• **WHAT IS ASKED**: In the records below, find each line with the word "bestellt" and copy it.

----- DATA SUPPLIED -----

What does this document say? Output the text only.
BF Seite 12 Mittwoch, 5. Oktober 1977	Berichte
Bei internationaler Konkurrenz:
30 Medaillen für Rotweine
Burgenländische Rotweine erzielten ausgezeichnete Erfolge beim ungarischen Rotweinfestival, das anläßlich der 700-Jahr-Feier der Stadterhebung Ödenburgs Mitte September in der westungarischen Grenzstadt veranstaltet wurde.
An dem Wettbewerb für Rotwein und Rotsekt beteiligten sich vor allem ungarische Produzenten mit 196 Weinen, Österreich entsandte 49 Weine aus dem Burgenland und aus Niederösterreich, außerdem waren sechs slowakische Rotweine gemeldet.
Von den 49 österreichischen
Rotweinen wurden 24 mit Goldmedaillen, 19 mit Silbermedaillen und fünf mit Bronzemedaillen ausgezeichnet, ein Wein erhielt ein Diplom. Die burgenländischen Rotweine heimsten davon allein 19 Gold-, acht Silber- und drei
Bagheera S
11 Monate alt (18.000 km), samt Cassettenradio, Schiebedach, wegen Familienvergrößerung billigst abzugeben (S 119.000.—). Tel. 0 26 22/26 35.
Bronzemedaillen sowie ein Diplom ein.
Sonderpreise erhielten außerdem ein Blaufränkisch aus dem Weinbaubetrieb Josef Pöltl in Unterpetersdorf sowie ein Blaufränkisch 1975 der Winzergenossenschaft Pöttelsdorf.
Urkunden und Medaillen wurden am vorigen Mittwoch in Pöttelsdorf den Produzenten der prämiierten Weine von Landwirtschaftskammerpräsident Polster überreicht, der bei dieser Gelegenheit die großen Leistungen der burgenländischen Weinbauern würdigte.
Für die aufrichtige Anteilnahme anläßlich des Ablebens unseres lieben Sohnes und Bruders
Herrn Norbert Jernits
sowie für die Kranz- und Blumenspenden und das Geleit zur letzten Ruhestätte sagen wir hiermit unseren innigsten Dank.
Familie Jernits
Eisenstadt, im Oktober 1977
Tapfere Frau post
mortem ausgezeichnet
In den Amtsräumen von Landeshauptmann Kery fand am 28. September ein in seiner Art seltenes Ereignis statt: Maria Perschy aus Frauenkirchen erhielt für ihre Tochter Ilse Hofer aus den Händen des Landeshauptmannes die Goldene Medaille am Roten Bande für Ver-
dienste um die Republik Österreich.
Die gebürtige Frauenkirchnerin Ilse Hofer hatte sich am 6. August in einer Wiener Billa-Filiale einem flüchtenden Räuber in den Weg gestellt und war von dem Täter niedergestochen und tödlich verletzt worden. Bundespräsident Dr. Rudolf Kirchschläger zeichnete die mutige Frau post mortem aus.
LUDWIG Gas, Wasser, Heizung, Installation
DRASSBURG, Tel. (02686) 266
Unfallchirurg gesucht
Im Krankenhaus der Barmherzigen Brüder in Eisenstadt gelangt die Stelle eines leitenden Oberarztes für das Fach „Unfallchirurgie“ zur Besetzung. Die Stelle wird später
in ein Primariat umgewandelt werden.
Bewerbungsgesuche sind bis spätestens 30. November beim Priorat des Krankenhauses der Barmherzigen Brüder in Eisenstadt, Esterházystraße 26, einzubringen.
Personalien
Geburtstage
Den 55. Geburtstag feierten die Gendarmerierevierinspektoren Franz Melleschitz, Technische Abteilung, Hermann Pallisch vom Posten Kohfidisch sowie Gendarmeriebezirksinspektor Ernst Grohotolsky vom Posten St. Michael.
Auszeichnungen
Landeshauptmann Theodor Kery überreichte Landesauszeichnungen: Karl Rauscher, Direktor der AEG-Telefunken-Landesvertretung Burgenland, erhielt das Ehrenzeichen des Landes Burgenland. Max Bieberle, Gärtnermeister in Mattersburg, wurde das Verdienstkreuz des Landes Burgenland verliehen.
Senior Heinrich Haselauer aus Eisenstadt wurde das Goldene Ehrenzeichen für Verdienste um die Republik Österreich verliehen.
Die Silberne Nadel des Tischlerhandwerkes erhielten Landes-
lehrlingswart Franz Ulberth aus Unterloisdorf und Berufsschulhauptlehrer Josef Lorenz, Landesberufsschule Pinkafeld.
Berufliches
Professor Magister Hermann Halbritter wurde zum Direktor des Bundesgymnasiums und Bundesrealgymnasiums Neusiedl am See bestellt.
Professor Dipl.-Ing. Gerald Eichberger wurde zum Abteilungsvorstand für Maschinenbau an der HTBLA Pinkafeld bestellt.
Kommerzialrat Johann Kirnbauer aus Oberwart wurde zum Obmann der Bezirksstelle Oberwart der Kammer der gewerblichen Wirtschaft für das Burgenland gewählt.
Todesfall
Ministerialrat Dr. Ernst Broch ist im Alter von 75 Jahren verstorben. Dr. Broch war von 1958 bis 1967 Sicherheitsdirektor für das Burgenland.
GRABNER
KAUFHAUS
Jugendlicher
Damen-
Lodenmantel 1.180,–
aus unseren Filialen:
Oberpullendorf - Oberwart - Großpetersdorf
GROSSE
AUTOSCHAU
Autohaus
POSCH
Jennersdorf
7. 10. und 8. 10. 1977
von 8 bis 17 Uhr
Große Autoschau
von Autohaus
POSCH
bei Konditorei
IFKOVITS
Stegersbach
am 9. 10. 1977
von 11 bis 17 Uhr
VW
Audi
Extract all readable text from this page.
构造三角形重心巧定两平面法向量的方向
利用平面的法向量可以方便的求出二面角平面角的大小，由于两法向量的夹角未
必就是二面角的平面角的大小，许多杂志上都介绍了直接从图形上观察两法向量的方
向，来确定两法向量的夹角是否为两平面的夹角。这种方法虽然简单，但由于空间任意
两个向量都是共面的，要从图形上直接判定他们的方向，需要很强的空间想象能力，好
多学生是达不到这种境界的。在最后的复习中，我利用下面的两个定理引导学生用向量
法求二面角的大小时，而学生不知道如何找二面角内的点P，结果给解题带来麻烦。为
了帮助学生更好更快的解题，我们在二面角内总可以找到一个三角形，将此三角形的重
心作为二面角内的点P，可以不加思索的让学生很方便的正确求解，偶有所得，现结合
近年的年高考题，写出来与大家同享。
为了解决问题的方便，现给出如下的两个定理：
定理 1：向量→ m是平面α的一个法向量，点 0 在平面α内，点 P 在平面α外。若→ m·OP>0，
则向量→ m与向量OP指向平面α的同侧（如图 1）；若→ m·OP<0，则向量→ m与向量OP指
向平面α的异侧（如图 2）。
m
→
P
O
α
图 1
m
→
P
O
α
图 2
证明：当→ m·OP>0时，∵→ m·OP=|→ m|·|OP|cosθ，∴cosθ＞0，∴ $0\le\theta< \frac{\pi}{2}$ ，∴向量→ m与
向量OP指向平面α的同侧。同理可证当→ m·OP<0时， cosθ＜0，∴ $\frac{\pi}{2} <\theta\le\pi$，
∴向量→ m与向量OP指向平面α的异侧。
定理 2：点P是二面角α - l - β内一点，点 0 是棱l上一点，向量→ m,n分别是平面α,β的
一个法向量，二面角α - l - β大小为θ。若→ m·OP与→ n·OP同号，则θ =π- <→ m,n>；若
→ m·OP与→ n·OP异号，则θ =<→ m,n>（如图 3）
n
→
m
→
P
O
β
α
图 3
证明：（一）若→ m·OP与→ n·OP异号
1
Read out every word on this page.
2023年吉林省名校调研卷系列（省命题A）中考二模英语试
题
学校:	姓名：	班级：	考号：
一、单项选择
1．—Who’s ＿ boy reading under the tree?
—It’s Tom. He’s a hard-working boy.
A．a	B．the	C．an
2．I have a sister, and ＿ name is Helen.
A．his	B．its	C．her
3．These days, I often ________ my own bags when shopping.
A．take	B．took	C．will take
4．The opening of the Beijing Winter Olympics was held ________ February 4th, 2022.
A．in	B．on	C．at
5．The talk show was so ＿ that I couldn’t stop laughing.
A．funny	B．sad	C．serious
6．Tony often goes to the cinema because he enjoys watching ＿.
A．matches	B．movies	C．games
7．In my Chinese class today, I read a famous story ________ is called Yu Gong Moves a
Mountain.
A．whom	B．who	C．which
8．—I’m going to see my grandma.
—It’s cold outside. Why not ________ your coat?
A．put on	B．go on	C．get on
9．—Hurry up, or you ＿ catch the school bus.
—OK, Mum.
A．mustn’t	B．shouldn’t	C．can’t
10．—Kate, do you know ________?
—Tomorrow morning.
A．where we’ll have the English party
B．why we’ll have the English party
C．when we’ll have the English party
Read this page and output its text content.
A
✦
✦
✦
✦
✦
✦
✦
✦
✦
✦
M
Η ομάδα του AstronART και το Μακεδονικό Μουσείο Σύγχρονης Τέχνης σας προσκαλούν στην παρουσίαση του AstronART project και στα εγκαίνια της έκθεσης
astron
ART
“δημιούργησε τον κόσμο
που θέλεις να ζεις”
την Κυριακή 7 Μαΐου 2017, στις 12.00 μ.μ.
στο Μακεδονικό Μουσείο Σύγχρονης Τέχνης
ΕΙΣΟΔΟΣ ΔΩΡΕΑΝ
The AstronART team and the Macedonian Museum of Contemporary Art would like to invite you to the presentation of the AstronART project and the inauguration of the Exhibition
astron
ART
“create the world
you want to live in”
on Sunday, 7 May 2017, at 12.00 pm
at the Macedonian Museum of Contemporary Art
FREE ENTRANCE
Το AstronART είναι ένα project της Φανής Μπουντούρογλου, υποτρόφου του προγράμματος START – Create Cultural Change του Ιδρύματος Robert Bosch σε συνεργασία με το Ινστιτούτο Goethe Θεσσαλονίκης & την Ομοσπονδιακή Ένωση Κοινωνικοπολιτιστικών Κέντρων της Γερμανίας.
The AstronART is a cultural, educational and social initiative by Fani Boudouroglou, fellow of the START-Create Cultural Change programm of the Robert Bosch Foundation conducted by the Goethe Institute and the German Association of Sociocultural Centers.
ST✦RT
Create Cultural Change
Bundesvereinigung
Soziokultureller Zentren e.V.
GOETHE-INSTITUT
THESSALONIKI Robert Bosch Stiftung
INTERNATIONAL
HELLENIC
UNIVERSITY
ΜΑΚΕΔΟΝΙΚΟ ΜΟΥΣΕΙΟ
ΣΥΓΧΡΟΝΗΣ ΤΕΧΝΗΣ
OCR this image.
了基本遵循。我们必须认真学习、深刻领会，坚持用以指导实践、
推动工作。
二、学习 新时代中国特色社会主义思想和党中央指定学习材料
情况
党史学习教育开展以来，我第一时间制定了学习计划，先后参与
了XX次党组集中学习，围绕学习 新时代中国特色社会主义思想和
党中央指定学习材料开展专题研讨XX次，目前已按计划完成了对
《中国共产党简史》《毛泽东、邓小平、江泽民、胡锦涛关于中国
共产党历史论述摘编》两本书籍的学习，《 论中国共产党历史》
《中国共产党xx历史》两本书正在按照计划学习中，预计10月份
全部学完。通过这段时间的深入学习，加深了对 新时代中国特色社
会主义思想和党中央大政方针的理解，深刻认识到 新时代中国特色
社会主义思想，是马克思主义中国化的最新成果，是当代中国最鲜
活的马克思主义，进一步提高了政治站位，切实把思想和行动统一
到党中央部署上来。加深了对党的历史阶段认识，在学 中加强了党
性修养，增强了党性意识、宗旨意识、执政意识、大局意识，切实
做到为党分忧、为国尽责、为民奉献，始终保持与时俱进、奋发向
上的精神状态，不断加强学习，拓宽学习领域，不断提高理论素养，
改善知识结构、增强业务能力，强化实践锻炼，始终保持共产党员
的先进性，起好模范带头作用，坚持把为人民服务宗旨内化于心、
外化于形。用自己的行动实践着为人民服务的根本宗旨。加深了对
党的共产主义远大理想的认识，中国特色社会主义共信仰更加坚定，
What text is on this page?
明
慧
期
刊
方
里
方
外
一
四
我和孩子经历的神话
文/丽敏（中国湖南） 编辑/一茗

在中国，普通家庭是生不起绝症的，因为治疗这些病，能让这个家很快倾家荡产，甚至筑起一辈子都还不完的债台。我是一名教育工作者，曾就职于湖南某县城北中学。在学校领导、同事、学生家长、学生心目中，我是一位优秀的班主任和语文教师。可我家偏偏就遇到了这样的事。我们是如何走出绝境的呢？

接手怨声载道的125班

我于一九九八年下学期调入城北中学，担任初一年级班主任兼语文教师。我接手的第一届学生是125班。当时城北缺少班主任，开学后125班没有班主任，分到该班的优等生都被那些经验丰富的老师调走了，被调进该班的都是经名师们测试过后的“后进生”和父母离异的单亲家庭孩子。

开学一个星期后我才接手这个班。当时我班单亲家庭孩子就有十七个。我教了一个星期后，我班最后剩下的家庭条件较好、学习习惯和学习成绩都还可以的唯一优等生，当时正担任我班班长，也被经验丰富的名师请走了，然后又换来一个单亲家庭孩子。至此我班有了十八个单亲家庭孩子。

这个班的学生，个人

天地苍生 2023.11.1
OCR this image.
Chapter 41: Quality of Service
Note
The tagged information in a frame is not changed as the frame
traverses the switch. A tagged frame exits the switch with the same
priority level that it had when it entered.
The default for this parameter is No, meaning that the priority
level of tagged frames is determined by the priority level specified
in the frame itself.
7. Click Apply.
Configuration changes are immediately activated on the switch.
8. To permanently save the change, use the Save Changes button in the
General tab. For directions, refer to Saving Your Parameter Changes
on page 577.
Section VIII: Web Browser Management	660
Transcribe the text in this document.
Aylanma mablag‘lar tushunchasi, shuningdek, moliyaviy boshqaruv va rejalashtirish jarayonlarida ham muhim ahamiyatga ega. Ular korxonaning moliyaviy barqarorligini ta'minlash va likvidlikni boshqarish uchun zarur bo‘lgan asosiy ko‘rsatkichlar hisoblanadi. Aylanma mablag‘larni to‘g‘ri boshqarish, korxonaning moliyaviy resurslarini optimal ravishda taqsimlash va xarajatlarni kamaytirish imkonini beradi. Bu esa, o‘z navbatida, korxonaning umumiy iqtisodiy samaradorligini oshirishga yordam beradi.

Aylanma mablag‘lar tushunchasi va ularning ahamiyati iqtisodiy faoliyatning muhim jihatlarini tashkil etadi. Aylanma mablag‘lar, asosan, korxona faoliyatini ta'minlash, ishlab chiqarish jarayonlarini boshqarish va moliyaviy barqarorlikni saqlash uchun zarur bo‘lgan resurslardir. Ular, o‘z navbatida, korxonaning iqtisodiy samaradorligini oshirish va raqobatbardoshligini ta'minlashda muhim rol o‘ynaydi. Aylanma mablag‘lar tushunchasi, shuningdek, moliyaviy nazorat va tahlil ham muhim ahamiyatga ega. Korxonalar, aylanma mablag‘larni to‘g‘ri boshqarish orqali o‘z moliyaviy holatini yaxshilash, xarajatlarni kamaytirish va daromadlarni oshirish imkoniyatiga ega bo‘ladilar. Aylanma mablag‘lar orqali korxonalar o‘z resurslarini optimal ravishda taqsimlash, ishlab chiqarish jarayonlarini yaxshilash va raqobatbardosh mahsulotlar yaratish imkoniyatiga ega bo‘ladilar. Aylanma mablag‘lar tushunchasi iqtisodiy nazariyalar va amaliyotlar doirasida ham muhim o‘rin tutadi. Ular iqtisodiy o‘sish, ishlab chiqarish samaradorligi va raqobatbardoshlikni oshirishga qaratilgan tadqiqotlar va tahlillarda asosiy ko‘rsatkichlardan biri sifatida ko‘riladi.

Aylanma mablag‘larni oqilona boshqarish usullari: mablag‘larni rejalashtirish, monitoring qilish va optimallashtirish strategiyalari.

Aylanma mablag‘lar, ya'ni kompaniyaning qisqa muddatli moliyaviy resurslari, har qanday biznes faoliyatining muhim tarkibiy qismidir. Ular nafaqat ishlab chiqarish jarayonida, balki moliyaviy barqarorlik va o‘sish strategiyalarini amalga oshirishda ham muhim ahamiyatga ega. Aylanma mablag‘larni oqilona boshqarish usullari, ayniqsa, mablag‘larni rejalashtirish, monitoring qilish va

-----

• **WRITTEN RESPONSE**:
Professor Magister Hermann Halbritter wurde zum Direktor des Bundesgymnasiums und Bundesrealgymnasiums Neusiedl am See bestellt.
Professor Dipl.-Ing. Gerald Eichberger wurde zum Abteilungsvorstand für Maschinenbau an der HTBLA Pinkafeld bestellt.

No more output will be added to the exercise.